● **Rows from a dataset**:

** start **

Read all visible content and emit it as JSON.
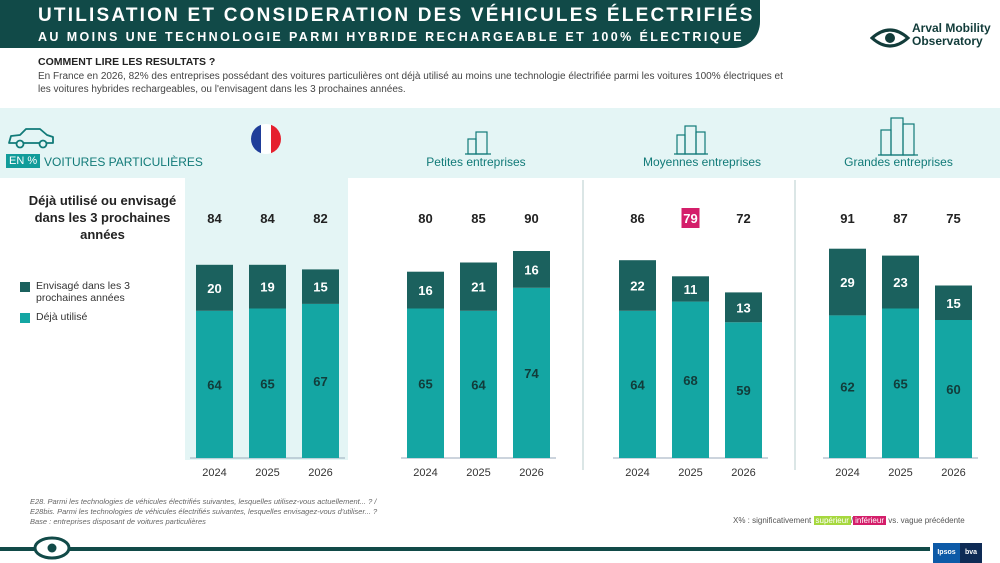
{
  "header": {
    "title": "UTILISATION ET CONSIDERATION DES VÉHICULES ÉLECTRIFIÉS",
    "subtitle": "AU MOINS UNE TECHNOLOGIE PARMI HYBRIDE RECHARGEABLE ET 100% ÉLECTRIQUE"
  },
  "brand": {
    "line1": "Arval Mobility",
    "line2": "Observatory",
    "icon": "eye-logo-icon"
  },
  "how_to_read": {
    "title": "COMMENT LIRE LES RESULTATS ?",
    "text": "En France en 2026, 82% des entreprises possédant des voitures particulières ont déjà utilisé au moins une technologie électrifiée parmi les voitures 100% électriques et les voitures hybrides rechargeables, ou l'envisagent dans les 3 prochaines années."
  },
  "row_header": {
    "unit_badge": "EN %",
    "label": "VOITURES PARTICULIÈRES",
    "icon": "car-icon"
  },
  "question": "Déjà utilisé ou envisagé dans les 3 prochaines années",
  "legend": [
    {
      "label": "Envisagé dans les 3 prochaines années",
      "color": "#1b615e"
    },
    {
      "label": "Déjà utilisé",
      "color": "#14a6a3"
    }
  ],
  "colors": {
    "dark_teal": "#1b615e",
    "teal": "#14a6a3",
    "significant_higher": "#a6d83e",
    "significant_lower": "#d41e6a",
    "header_bg": "#114a48",
    "france_bg": "#e4f5f5"
  },
  "chart_data": {
    "type": "bar",
    "stacked": true,
    "groups": [
      {
        "name": "",
        "icon": "france-flag-icon",
        "categories": [
          "2024",
          "2025",
          "2026"
        ],
        "series": [
          {
            "name": "Déjà utilisé",
            "values": [
              64,
              65,
              67
            ]
          },
          {
            "name": "Envisagé dans les 3 prochaines années",
            "values": [
              20,
              19,
              15
            ]
          }
        ],
        "totals": [
          84,
          84,
          82
        ],
        "total_highlight": [
          null,
          null,
          null
        ]
      },
      {
        "name": "Petites entreprises",
        "icon": "small-building-icon",
        "categories": [
          "2024",
          "2025",
          "2026"
        ],
        "series": [
          {
            "name": "Déjà utilisé",
            "values": [
              65,
              64,
              74
            ]
          },
          {
            "name": "Envisagé dans les 3 prochaines années",
            "values": [
              16,
              21,
              16
            ]
          }
        ],
        "totals": [
          80,
          85,
          90
        ],
        "total_highlight": [
          null,
          null,
          null
        ]
      },
      {
        "name": "Moyennes entreprises",
        "icon": "medium-building-icon",
        "categories": [
          "2024",
          "2025",
          "2026"
        ],
        "series": [
          {
            "name": "Déjà utilisé",
            "values": [
              64,
              68,
              59
            ]
          },
          {
            "name": "Envisagé dans les 3 prochaines années",
            "values": [
              22,
              11,
              13
            ]
          }
        ],
        "totals": [
          86,
          79,
          72
        ],
        "total_highlight": [
          null,
          "lower",
          null
        ]
      },
      {
        "name": "Grandes entreprises",
        "icon": "large-building-icon",
        "categories": [
          "2024",
          "2025",
          "2026"
        ],
        "series": [
          {
            "name": "Déjà utilisé",
            "values": [
              62,
              65,
              60
            ]
          },
          {
            "name": "Envisagé dans les 3 prochaines années",
            "values": [
              29,
              23,
              15
            ]
          }
        ],
        "totals": [
          91,
          87,
          75
        ],
        "total_highlight": [
          null,
          null,
          null
        ]
      }
    ],
    "ylim": [
      0,
      100
    ]
  },
  "footnotes": {
    "line1": "E28. Parmi les technologies de véhicules électrifiés suivantes, lesquelles utilisez-vous actuellement... ? /",
    "line2": "E28bis. Parmi les technologies de véhicules électrifiés suivantes, lesquelles envisagez-vous d'utiliser... ?",
    "line3": "Base : entreprises disposant de voitures particulières"
  },
  "significance": {
    "prefix": "X% : significativement",
    "higher": "supérieur",
    "sep": "/",
    "lower": "inférieur",
    "suffix": "vs. vague précédente"
  },
  "partners": {
    "ipsos": "Ipsos",
    "bva": "bva"
  }
}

** end **

● **Exercise aim**:
Search the data above for the string "vous" and copy each line that has it.

● **Final result**:
    "line1": "E28. Parmi les technologies de véhicules électrifiés suivantes, lesquelles utilisez-vous actuellement... ? /",
    "line2": "E28bis. Parmi les technologies de véhicules électrifiés suivantes, lesquelles envisagez-vous d'utiliser... ?",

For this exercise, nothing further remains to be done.